### TO BE DONE
In the records that follow, show each line where the word "подпрограммы" is present.
--- BEGIN SUPPLIED MATERIAL ---
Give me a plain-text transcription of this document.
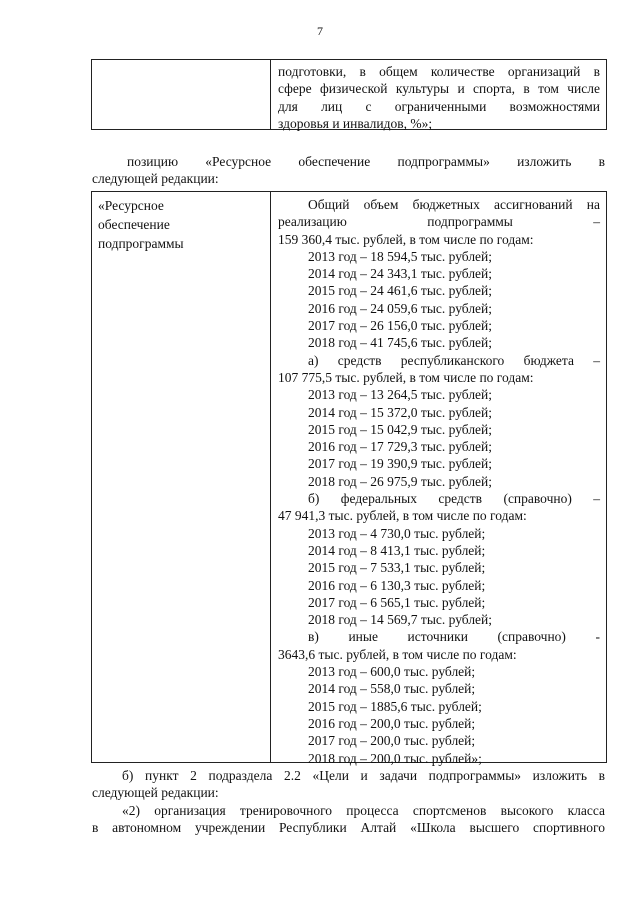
7
подготовки, в общем количестве организаций в
сфере физической культуры и спорта, в том числе
для лиц с ограниченными возможностями
здоровья и инвалидов, %»;
позицию «Ресурсное обеспечение подпрограммы» изложить в
следующей редакции:
«Ресурсное
обеспечение
подпрограммы
Общий объем бюджетных ассигнований на
реализацию подпрограммы –
159 360,4 тыс. рублей, в том числе по годам:
2013 год – 18 594,5 тыс. рублей;
2014 год – 24 343,1 тыс. рублей;
2015 год – 24 461,6 тыс. рублей;
2016 год – 24 059,6 тыс. рублей;
2017 год – 26 156,0 тыс. рублей;
2018 год – 41 745,6 тыс. рублей;
а) средств республиканского бюджета –
107 775,5 тыс. рублей, в том числе по годам:
2013 год – 13 264,5 тыс. рублей;
2014 год – 15 372,0 тыс. рублей;
2015 год – 15 042,9 тыс. рублей;
2016 год – 17 729,3 тыс. рублей;
2017 год – 19 390,9 тыс. рублей;
2018 год – 26 975,9 тыс. рублей;
б) федеральных средств (справочно) –
47 941,3 тыс. рублей, в том числе по годам:
2013 год – 4 730,0 тыс. рублей;
2014 год – 8 413,1 тыс. рублей;
2015 год – 7 533,1 тыс. рублей;
2016 год – 6 130,3 тыс. рублей;
2017 год – 6 565,1 тыс. рублей;
2018 год – 14 569,7 тыс. рублей;
в) иные источники (справочно) -
3643,6 тыс. рублей, в том числе по годам:
2013 год – 600,0 тыс. рублей;
2014 год – 558,0 тыс. рублей;
2015 год – 1885,6 тыс. рублей;
2016 год – 200,0 тыс. рублей;
2017 год – 200,0 тыс. рублей;
2018 год – 200,0 тыс. рублей»;
б) пункт 2 подраздела 2.2 «Цели и задачи подпрограммы» изложить в
следующей редакции:
«2) организация тренировочного процесса спортсменов высокого класса
в автономном учреждении Республики Алтай «Школа высшего спортивного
--- END SUPPLIED MATERIAL ---
### ANSWER TO THIS TASK
позицию «Ресурсное обеспечение подпрограммы» изложить в
подпрограммы
реализацию подпрограммы –
б) пункт 2 подраздела 2.2 «Цели и задачи подпрограммы» изложить в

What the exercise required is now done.